Problem details
Copy out each line of the material below that holds the string "진동값이".

Dataset entries
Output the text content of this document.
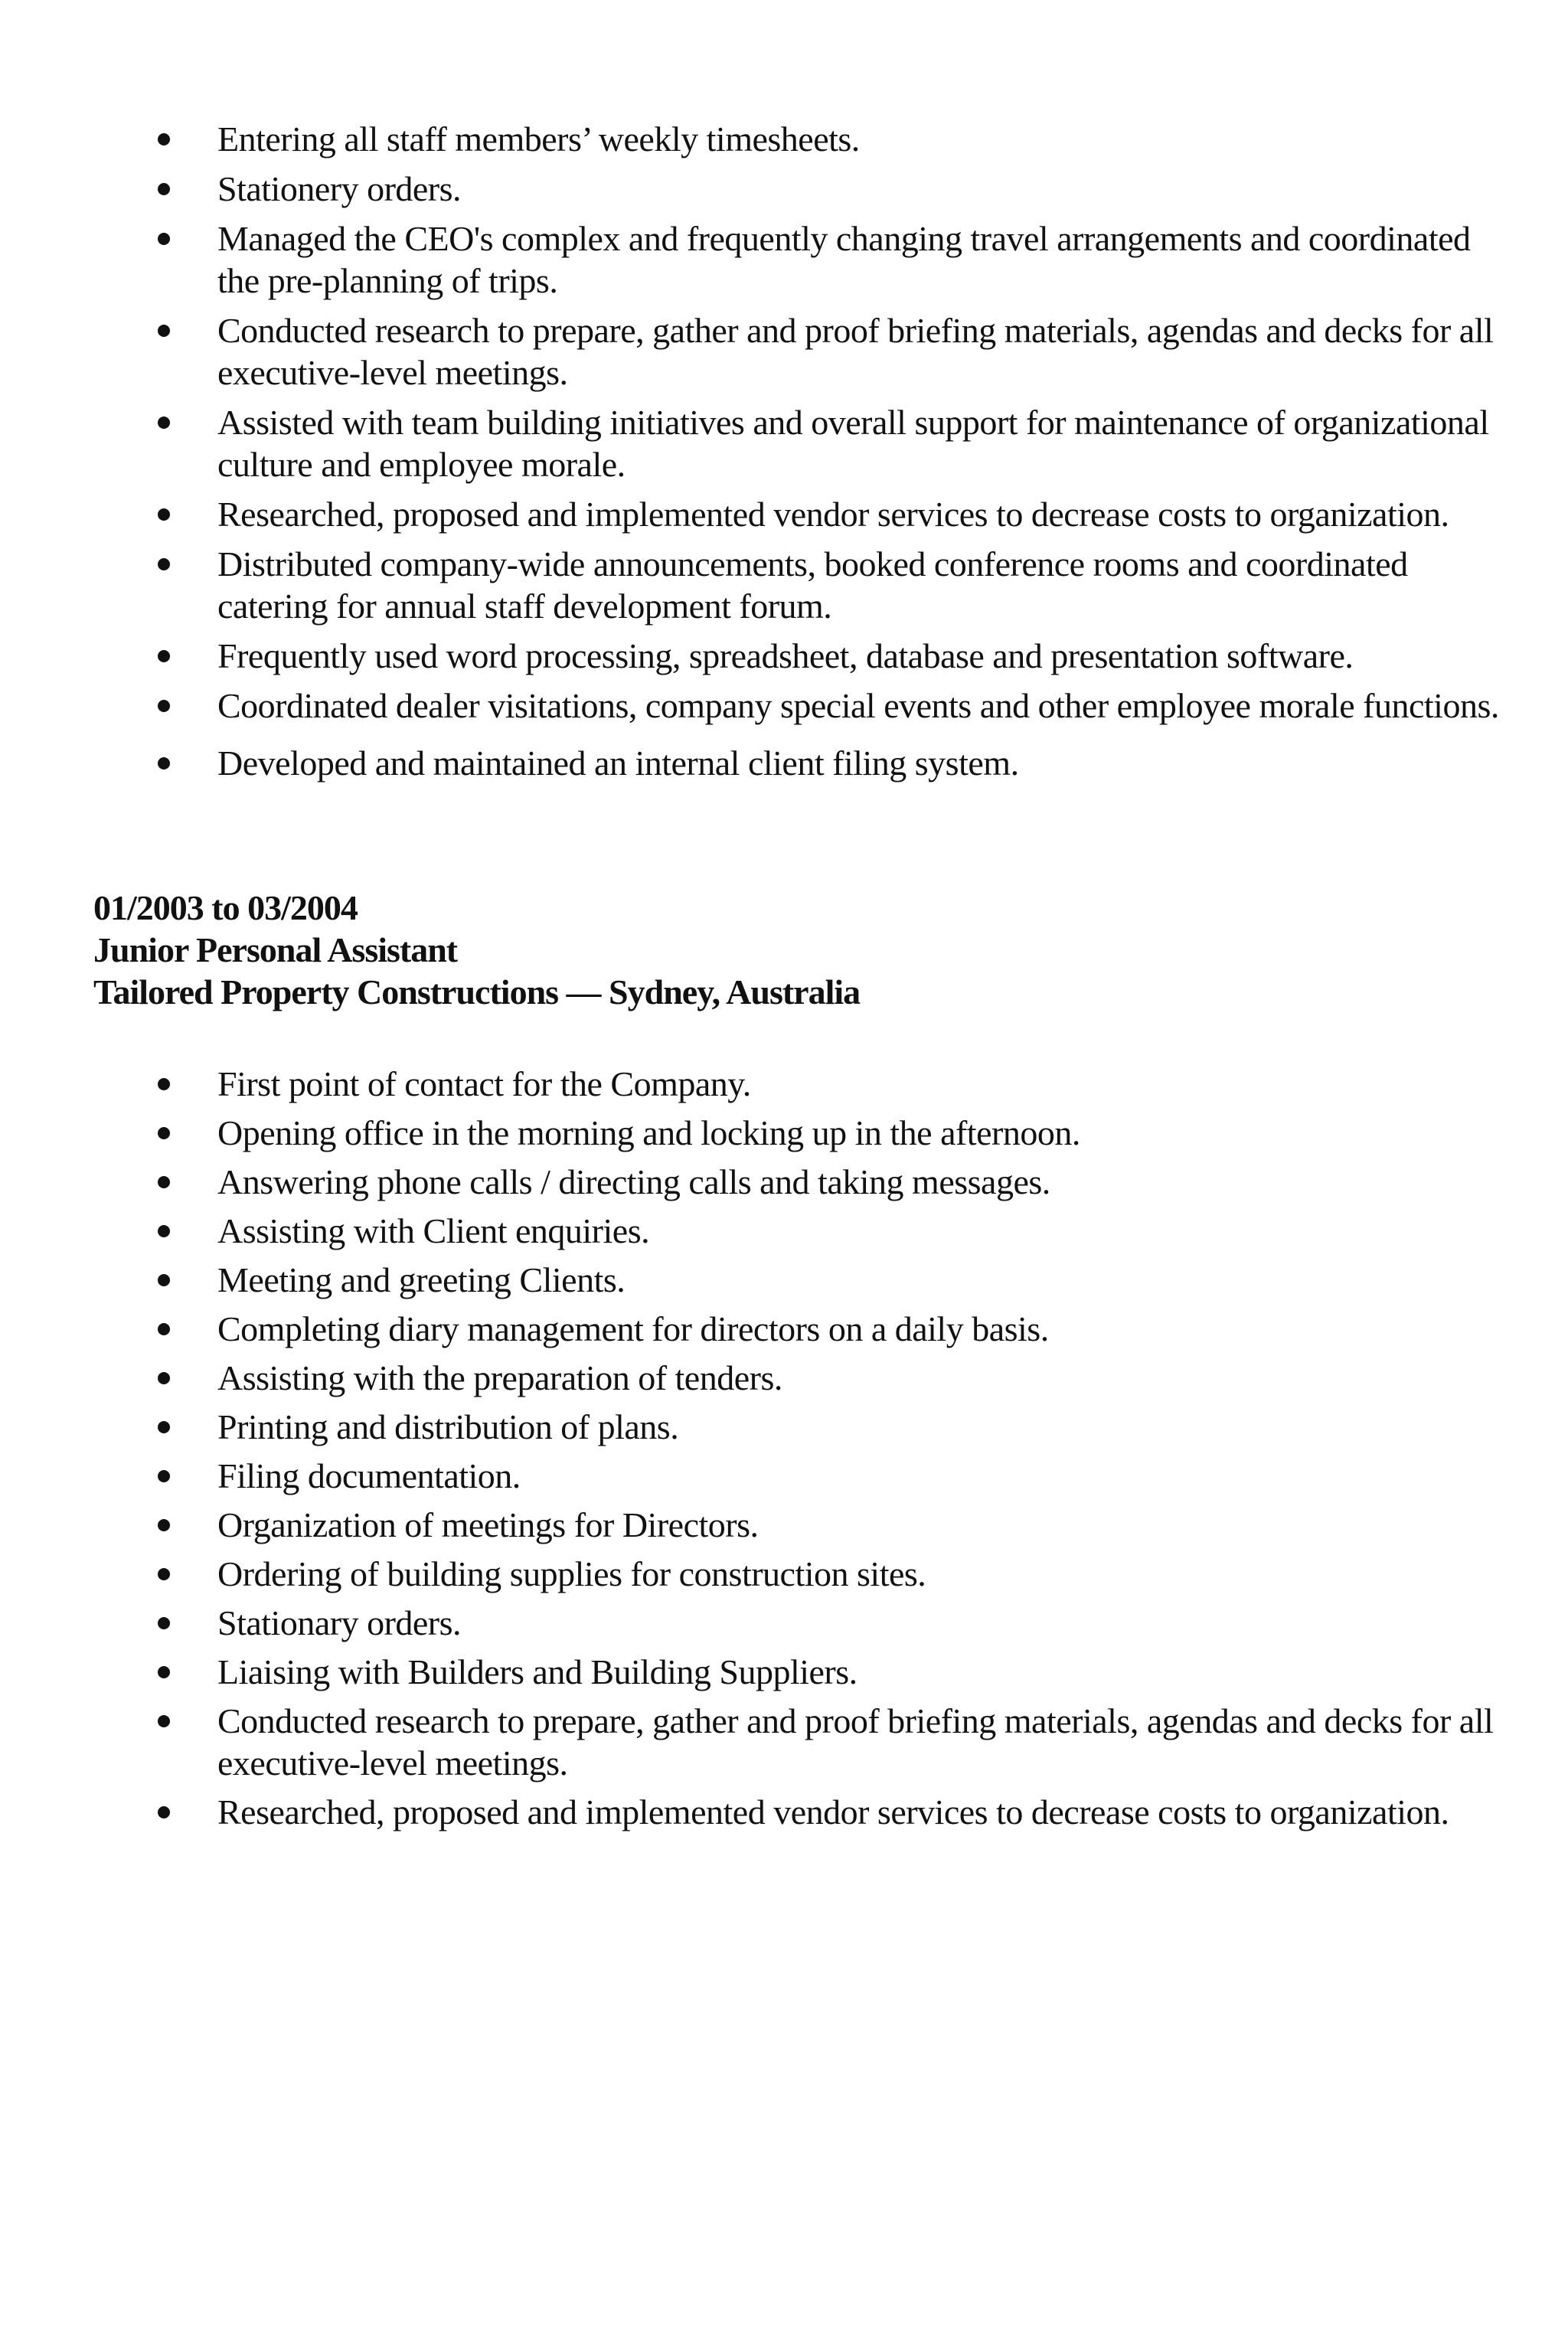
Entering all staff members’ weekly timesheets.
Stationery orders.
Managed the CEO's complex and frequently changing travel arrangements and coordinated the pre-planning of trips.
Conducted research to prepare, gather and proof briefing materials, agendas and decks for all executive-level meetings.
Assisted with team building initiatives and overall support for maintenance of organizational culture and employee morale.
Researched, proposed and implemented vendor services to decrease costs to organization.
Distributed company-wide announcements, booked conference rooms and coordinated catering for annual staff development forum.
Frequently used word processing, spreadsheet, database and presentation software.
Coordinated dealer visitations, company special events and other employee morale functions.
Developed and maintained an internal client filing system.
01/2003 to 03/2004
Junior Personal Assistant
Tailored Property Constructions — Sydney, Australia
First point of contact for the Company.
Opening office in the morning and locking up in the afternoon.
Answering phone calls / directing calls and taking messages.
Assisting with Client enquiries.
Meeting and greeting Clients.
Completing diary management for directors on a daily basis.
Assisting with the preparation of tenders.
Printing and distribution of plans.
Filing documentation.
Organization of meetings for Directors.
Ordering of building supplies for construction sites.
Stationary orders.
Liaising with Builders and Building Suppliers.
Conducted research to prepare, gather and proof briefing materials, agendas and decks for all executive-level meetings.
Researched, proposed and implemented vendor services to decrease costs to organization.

==

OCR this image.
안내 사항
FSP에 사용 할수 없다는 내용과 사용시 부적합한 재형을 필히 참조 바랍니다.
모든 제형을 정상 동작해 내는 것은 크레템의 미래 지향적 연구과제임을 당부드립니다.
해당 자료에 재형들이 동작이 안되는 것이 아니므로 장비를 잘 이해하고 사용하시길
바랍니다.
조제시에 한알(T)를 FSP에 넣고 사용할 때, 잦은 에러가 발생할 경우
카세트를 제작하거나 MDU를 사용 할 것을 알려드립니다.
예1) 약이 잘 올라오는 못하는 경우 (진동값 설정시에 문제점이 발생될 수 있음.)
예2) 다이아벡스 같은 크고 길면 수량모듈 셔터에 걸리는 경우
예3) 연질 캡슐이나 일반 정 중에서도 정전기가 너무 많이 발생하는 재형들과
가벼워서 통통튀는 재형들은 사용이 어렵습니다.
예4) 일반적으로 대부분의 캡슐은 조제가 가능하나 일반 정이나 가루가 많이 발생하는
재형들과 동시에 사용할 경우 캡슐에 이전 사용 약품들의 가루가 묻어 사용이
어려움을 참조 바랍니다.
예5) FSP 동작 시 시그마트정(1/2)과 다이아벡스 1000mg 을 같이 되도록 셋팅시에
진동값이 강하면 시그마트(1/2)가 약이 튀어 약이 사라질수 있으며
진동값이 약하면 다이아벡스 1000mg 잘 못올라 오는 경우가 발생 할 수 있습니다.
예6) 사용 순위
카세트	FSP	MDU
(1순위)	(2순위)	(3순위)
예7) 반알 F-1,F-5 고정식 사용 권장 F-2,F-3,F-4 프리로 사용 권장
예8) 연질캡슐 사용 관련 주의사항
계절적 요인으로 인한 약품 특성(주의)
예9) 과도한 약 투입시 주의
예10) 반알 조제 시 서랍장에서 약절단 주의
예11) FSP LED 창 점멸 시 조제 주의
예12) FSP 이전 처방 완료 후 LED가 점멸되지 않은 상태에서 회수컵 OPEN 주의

Response
진동값이 강하면 시그마트(1/2)가 약이 튀어 약이 사라질수 있으며
진동값이 약하면 다이아벡스 1000mg 잘 못올라 오는 경우가 발생 할 수 있습니다.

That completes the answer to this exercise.